_WHAT IS NEEDED_
Scan the entries below for the word "text". Copy each line that has it.
-- Start of RECORDS FOR THIS TASK --
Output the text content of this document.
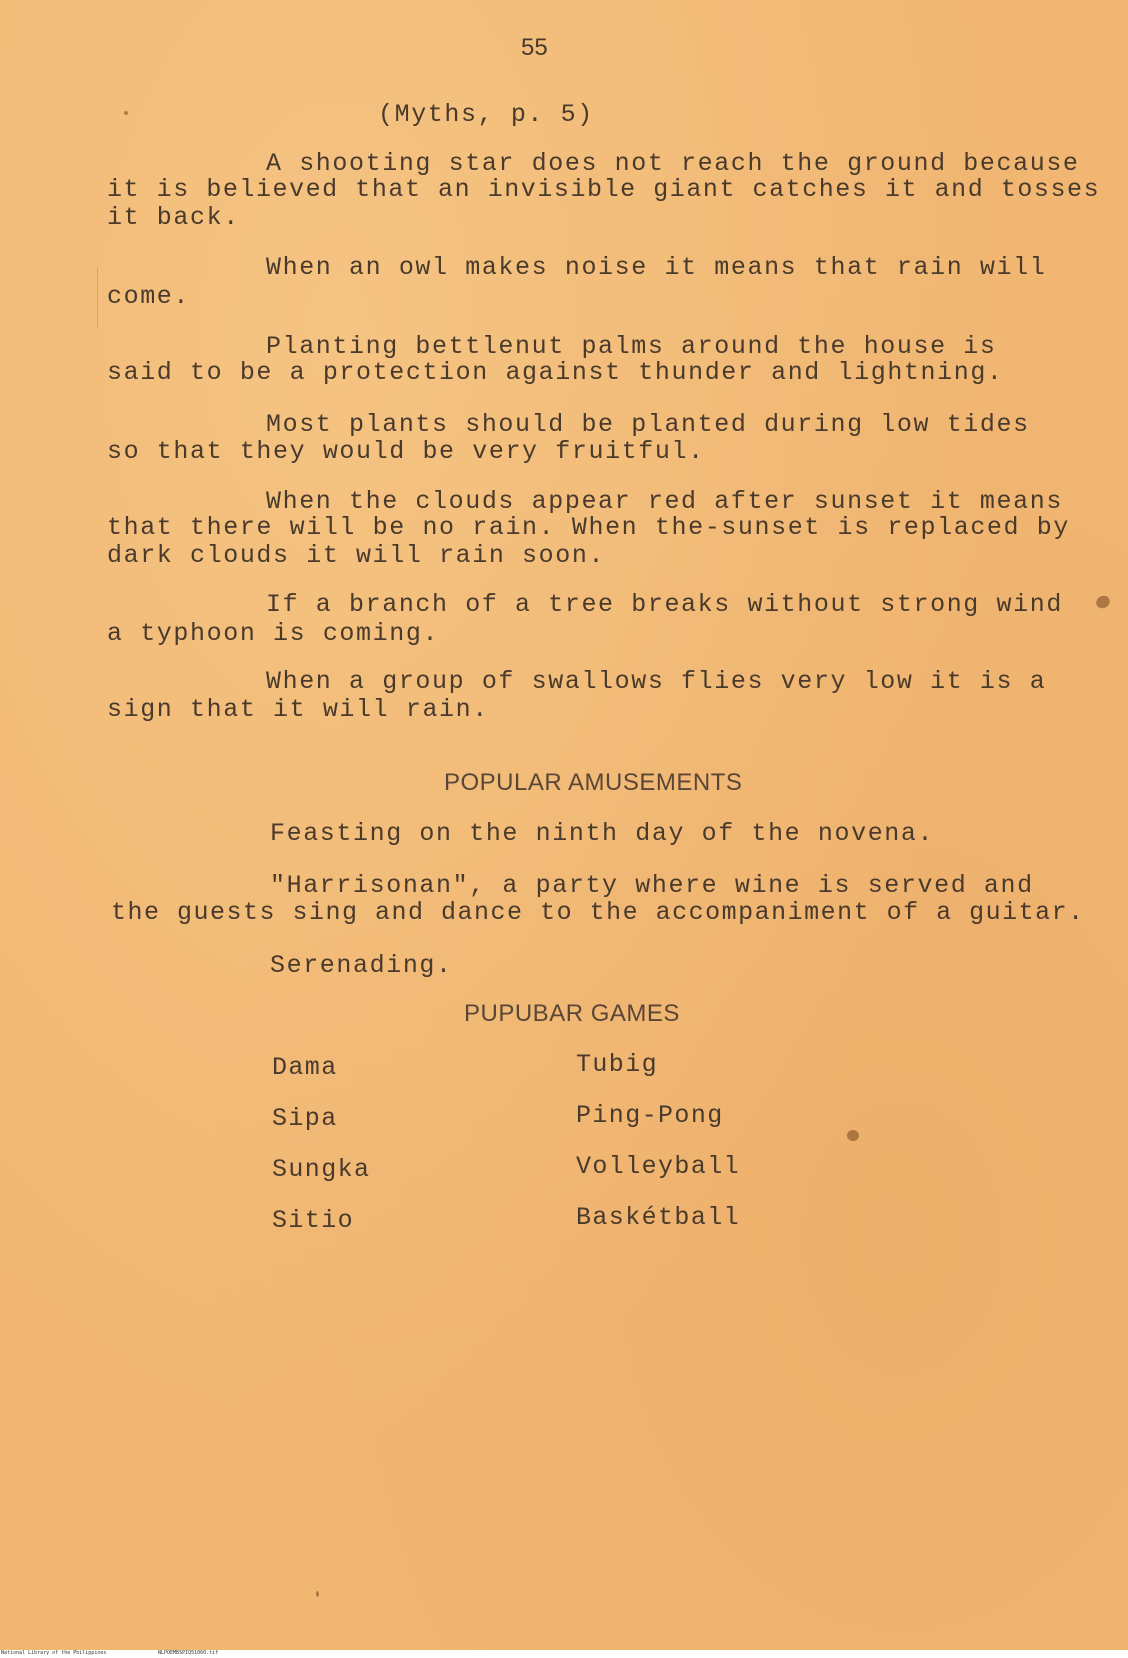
55
(Myths, p. 5)
A shooting star does not reach the ground because
it is believed that an invisible giant catches it and tosses
it back.
When an owl makes noise it means that rain will
come.
Planting bettlenut palms around the house is
said to be a protection against thunder and lightning.
Most plants should be planted during low tides
so that they would be very fruitful.
When the clouds appear red after sunset it means
that there will be no rain. When the-sunset is replaced by
dark clouds it will rain soon.
If a branch of a tree breaks without strong wind
a typhoon is coming.
When a group of swallows flies very low it is a
sign that it will rain.
POPULAR AMUSEMENTS
Feasting on the ninth day of the novena.
"Harrisonan", a party where wine is served and
the guests sing and dance to the accompaniment of a guitar.
Serenading.
PUPUBAR GAMES
Dama
Sipa
Sungka
Sitio
Tubig
Ping-Pong
Volleyball
Baskétball
National Library of the Philippines	NLPOEMBSPIQ51060.tif
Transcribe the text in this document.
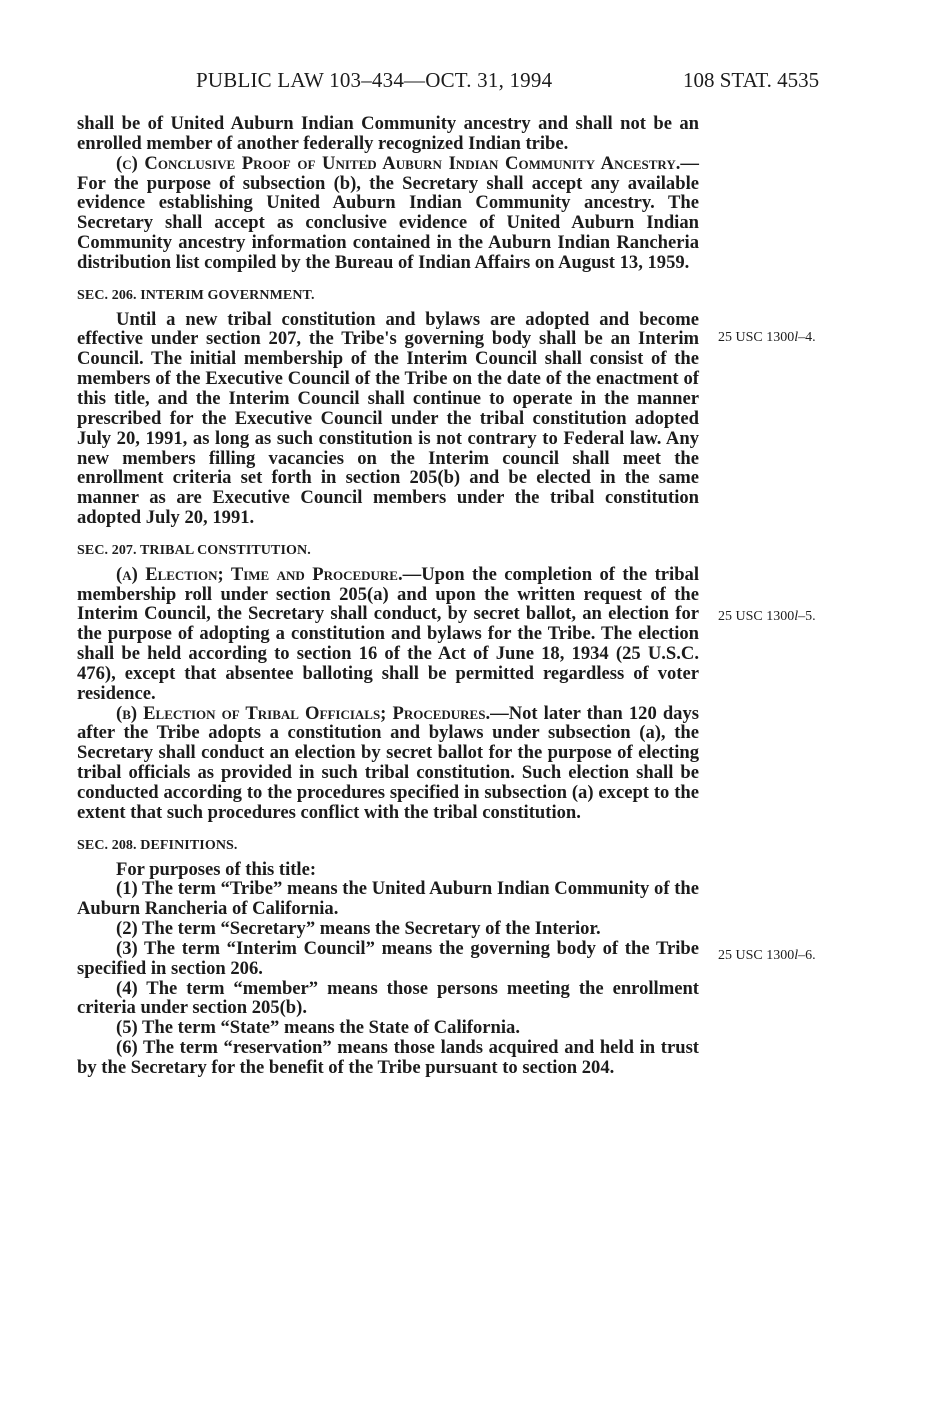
PUBLIC LAW 103–434—OCT. 31, 1994	108 STAT. 4535
25 USC 1300l–4.
25 USC 1300l–5.
25 USC 1300l–6.

shall be of United Auburn Indian Community ancestry and shall not be an enrolled member of another federally recognized Indian tribe.

(c) Conclusive Proof of United Auburn Indian Community Ancestry.—For the purpose of subsection (b), the Secretary shall accept any available evidence establishing United Auburn Indian Community ancestry. The Secretary shall accept as conclusive evidence of United Auburn Indian Community ancestry information contained in the Auburn Indian Rancheria distribution list compiled by the Bureau of Indian Affairs on August 13, 1959.

SEC. 206. INTERIM GOVERNMENT.

Until a new tribal constitution and bylaws are adopted and become effective under section 207, the Tribe's governing body shall be an Interim Council. The initial membership of the Interim Council shall consist of the members of the Executive Council of the Tribe on the date of the enactment of this title, and the Interim Council shall continue to operate in the manner prescribed for the Executive Council under the tribal constitution adopted July 20, 1991, as long as such constitution is not contrary to Federal law. Any new members filling vacancies on the Interim council shall meet the enrollment criteria set forth in section 205(b) and be elected in the same manner as are Executive Council members under the tribal constitution adopted July 20, 1991.

SEC. 207. TRIBAL CONSTITUTION.

(a) Election; Time and Procedure.—Upon the completion of the tribal membership roll under section 205(a) and upon the written request of the Interim Council, the Secretary shall conduct, by secret ballot, an election for the purpose of adopting a constitution and bylaws for the Tribe. The election shall be held according to section 16 of the Act of June 18, 1934 (25 U.S.C. 476), except that absentee balloting shall be permitted regardless of voter residence.

(b) Election of Tribal Officials; Procedures.—Not later than 120 days after the Tribe adopts a constitution and bylaws under subsection (a), the Secretary shall conduct an election by secret ballot for the purpose of electing tribal officials as provided in such tribal constitution. Such election shall be conducted according to the procedures specified in subsection (a) except to the extent that such procedures conflict with the tribal constitution.

SEC. 208. DEFINITIONS.

For purposes of this title:

(1) The term “Tribe” means the United Auburn Indian Community of the Auburn Rancheria of California.

(2) The term “Secretary” means the Secretary of the Interior.

(3) The term “Interim Council” means the governing body of the Tribe specified in section 206.

(4) The term “member” means those persons meeting the enrollment criteria under section 205(b).

(5) The term “State” means the State of California.

(6) The term “reservation” means those lands acquired and held in trust by the Secretary for the benefit of the Tribe pursuant to section 204.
-- End of RECORDS FOR THIS TASK --
_FINAL RESULT_
Output the text content of this document.
Transcribe the text in this document.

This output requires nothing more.